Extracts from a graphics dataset
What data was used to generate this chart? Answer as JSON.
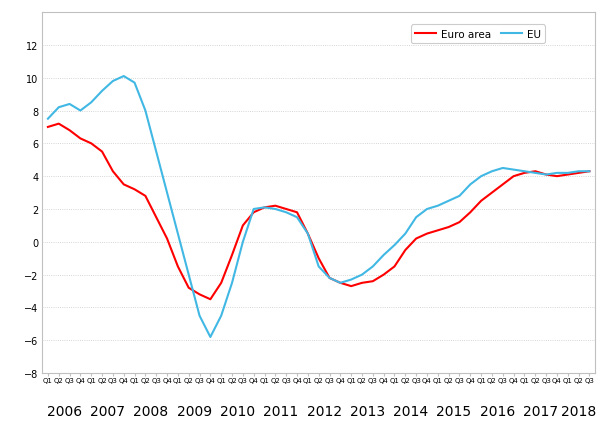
{
  "euro_area": [
    7.0,
    7.2,
    6.8,
    6.3,
    6.0,
    5.5,
    4.3,
    3.5,
    3.2,
    2.8,
    1.5,
    0.2,
    -1.5,
    -2.8,
    -3.2,
    -3.5,
    -2.5,
    -0.8,
    1.0,
    1.8,
    2.1,
    2.2,
    2.0,
    1.8,
    0.5,
    -1.0,
    -2.2,
    -2.5,
    -2.7,
    -2.5,
    -2.4,
    -2.0,
    -1.5,
    -0.5,
    0.2,
    0.5,
    0.7,
    0.9,
    1.2,
    1.8,
    2.5,
    3.0,
    3.5,
    4.0,
    4.2,
    4.3,
    4.1,
    4.0,
    4.1,
    4.2,
    4.3
  ],
  "eu": [
    7.5,
    8.2,
    8.4,
    8.0,
    8.5,
    9.2,
    9.8,
    10.1,
    9.7,
    8.0,
    5.5,
    3.0,
    0.5,
    -2.0,
    -4.5,
    -5.8,
    -4.5,
    -2.5,
    0.0,
    2.0,
    2.1,
    2.0,
    1.8,
    1.5,
    0.5,
    -1.5,
    -2.2,
    -2.5,
    -2.3,
    -2.0,
    -1.5,
    -0.8,
    -0.2,
    0.5,
    1.5,
    2.0,
    2.2,
    2.5,
    2.8,
    3.5,
    4.0,
    4.3,
    4.5,
    4.4,
    4.3,
    4.2,
    4.1,
    4.2,
    4.2,
    4.3,
    4.3
  ],
  "years": [
    2006,
    2007,
    2008,
    2009,
    2010,
    2011,
    2012,
    2013,
    2014,
    2015,
    2016,
    2017,
    2018
  ],
  "q_counts": [
    4,
    4,
    4,
    4,
    4,
    4,
    4,
    4,
    4,
    4,
    4,
    4,
    3
  ],
  "euro_color": "#ff0000",
  "eu_color": "#41b8e4",
  "ylim": [
    -8,
    14
  ],
  "yticks": [
    -8,
    -6,
    -4,
    -2,
    0,
    2,
    4,
    6,
    8,
    10,
    12
  ],
  "euro_label": "Euro area",
  "eu_label": "EU",
  "background_color": "#ffffff",
  "grid_color": "#c8c8c8",
  "box_color": "#c0c0c0"
}
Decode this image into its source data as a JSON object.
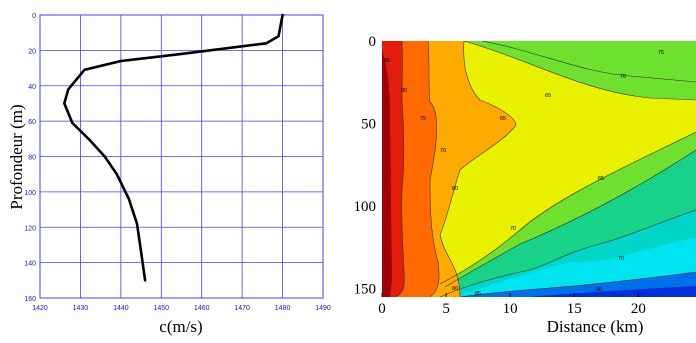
{
  "chart_data": [
    {
      "type": "line",
      "xlabel": "c(m/s)",
      "ylabel": "Profondeur (m)",
      "xlim": [
        1420,
        1490
      ],
      "ylim": [
        0,
        160
      ],
      "y_inverted": true,
      "grid": true,
      "x_ticks": [
        "1420",
        "1430",
        "1440",
        "1450",
        "1460",
        "1470",
        "1480",
        "1490"
      ],
      "y_ticks": [
        "0",
        "20",
        "40",
        "60",
        "80",
        "100",
        "120",
        "140",
        "160"
      ],
      "series": [
        {
          "x": [
            1480,
            1479,
            1476,
            1455,
            1440,
            1431,
            1427,
            1426,
            1428,
            1432,
            1436,
            1439,
            1442,
            1444,
            1445,
            1446
          ],
          "y": [
            0,
            12,
            16,
            22,
            26,
            31,
            42,
            50,
            61,
            70,
            80,
            90,
            104,
            118,
            134,
            150
          ]
        }
      ]
    },
    {
      "type": "heatmap",
      "xlabel": "Distance (km)",
      "x_ticks": [
        "0",
        "5",
        "10",
        "15",
        "20"
      ],
      "y_ticks": [
        "0",
        "50",
        "100",
        "150"
      ],
      "xlim": [
        0,
        24.5
      ],
      "ylim": [
        0,
        155
      ],
      "y_inverted": true,
      "contour_labels": [
        "85",
        "80",
        "75",
        "70",
        "65",
        "60",
        "65",
        "70",
        "75",
        "65",
        "70",
        "70",
        "80",
        "85",
        "90"
      ],
      "colors": [
        "#a00000",
        "#e41c0c",
        "#fe6a00",
        "#ffaa00",
        "#e8f200",
        "#70e030",
        "#18d28a",
        "#00d6c8",
        "#00e4f0",
        "#008cf8",
        "#0030d8"
      ]
    }
  ]
}
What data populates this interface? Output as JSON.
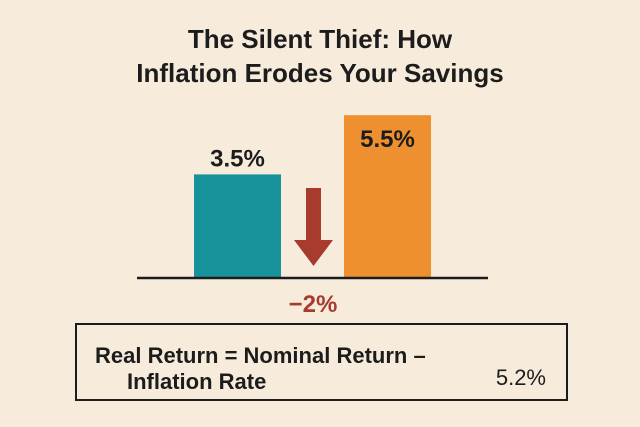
{
  "title": {
    "line1": "The Silent Thief: How",
    "line2": "Inflation Erodes Your Savings"
  },
  "chart_data": {
    "type": "bar",
    "title": "The Silent Thief: How Inflation Erodes Your Savings",
    "xlabel": "",
    "ylabel": "",
    "ylim": [
      0,
      6
    ],
    "grid": false,
    "categories": [
      "",
      ""
    ],
    "values": [
      3.5,
      5.5
    ],
    "data_labels": [
      "3.5%",
      "5.5%"
    ],
    "colors": [
      "#17919a",
      "#ef9030"
    ],
    "annotation": {
      "text": "−2%",
      "color": "#a83a2e",
      "icon": "down-arrow-icon"
    }
  },
  "formula": {
    "line1": "Real Return = Nominal Return –",
    "line2": "Inflation Rate",
    "value": "5.2%"
  }
}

Set exercise »
Copy out each record shown above without alteration, skipping any picture.

Completed exercise »
What data was used to generate this chart? Answer as JSON.
{
  "euro_area": [
    7.0,
    7.2,
    6.8,
    6.3,
    6.0,
    5.5,
    4.3,
    3.5,
    3.2,
    2.8,
    1.5,
    0.2,
    -1.5,
    -2.8,
    -3.2,
    -3.5,
    -2.5,
    -0.8,
    1.0,
    1.8,
    2.1,
    2.2,
    2.0,
    1.8,
    0.5,
    -1.0,
    -2.2,
    -2.5,
    -2.7,
    -2.5,
    -2.4,
    -2.0,
    -1.5,
    -0.5,
    0.2,
    0.5,
    0.7,
    0.9,
    1.2,
    1.8,
    2.5,
    3.0,
    3.5,
    4.0,
    4.2,
    4.3,
    4.1,
    4.0,
    4.1,
    4.2,
    4.3
  ],
  "eu": [
    7.5,
    8.2,
    8.4,
    8.0,
    8.5,
    9.2,
    9.8,
    10.1,
    9.7,
    8.0,
    5.5,
    3.0,
    0.5,
    -2.0,
    -4.5,
    -5.8,
    -4.5,
    -2.5,
    0.0,
    2.0,
    2.1,
    2.0,
    1.8,
    1.5,
    0.5,
    -1.5,
    -2.2,
    -2.5,
    -2.3,
    -2.0,
    -1.5,
    -0.8,
    -0.2,
    0.5,
    1.5,
    2.0,
    2.2,
    2.5,
    2.8,
    3.5,
    4.0,
    4.3,
    4.5,
    4.4,
    4.3,
    4.2,
    4.1,
    4.2,
    4.2,
    4.3,
    4.3
  ],
  "years": [
    2006,
    2007,
    2008,
    2009,
    2010,
    2011,
    2012,
    2013,
    2014,
    2015,
    2016,
    2017,
    2018
  ],
  "q_counts": [
    4,
    4,
    4,
    4,
    4,
    4,
    4,
    4,
    4,
    4,
    4,
    4,
    3
  ],
  "euro_color": "#ff0000",
  "eu_color": "#41b8e4",
  "ylim": [
    -8,
    14
  ],
  "yticks": [
    -8,
    -6,
    -4,
    -2,
    0,
    2,
    4,
    6,
    8,
    10,
    12
  ],
  "euro_label": "Euro area",
  "eu_label": "EU",
  "background_color": "#ffffff",
  "grid_color": "#c8c8c8",
  "box_color": "#c0c0c0"
}
Decode this image into its source data as a JSON object.
{
  "chart_data": [
    {
      "type": "line",
      "xlabel": "c(m/s)",
      "ylabel": "Profondeur (m)",
      "xlim": [
        1420,
        1490
      ],
      "ylim": [
        0,
        160
      ],
      "y_inverted": true,
      "grid": true,
      "x_ticks": [
        "1420",
        "1430",
        "1440",
        "1450",
        "1460",
        "1470",
        "1480",
        "1490"
      ],
      "y_ticks": [
        "0",
        "20",
        "40",
        "60",
        "80",
        "100",
        "120",
        "140",
        "160"
      ],
      "series": [
        {
          "x": [
            1480,
            1479,
            1476,
            1455,
            1440,
            1431,
            1427,
            1426,
            1428,
            1432,
            1436,
            1439,
            1442,
            1444,
            1445,
            1446
          ],
          "y": [
            0,
            12,
            16,
            22,
            26,
            31,
            42,
            50,
            61,
            70,
            80,
            90,
            104,
            118,
            134,
            150
          ]
        }
      ]
    },
    {
      "type": "heatmap",
      "xlabel": "Distance (km)",
      "x_ticks": [
        "0",
        "5",
        "10",
        "15",
        "20"
      ],
      "y_ticks": [
        "0",
        "50",
        "100",
        "150"
      ],
      "xlim": [
        0,
        24.5
      ],
      "ylim": [
        0,
        155
      ],
      "y_inverted": true,
      "contour_labels": [
        "85",
        "80",
        "75",
        "70",
        "65",
        "60",
        "65",
        "70",
        "75",
        "65",
        "70",
        "70",
        "80",
        "85",
        "90"
      ],
      "colors": [
        "#a00000",
        "#e41c0c",
        "#fe6a00",
        "#ffaa00",
        "#e8f200",
        "#70e030",
        "#18d28a",
        "#00d6c8",
        "#00e4f0",
        "#008cf8",
        "#0030d8"
      ]
    }
  ]
}
What data populates this interface? Output as JSON.
{
  "title": {
    "line1": "The Silent Thief: How",
    "line2": "Inflation Erodes Your Savings"
  },
  "chart_data": {
    "type": "bar",
    "title": "The Silent Thief: How Inflation Erodes Your Savings",
    "xlabel": "",
    "ylabel": "",
    "ylim": [
      0,
      6
    ],
    "grid": false,
    "categories": [
      "",
      ""
    ],
    "values": [
      3.5,
      5.5
    ],
    "data_labels": [
      "3.5%",
      "5.5%"
    ],
    "colors": [
      "#17919a",
      "#ef9030"
    ],
    "annotation": {
      "text": "−2%",
      "color": "#a83a2e",
      "icon": "down-arrow-icon"
    }
  },
  "formula": {
    "line1": "Real Return = Nominal Return –",
    "line2": "Inflation Rate",
    "value": "5.2%"
  }
}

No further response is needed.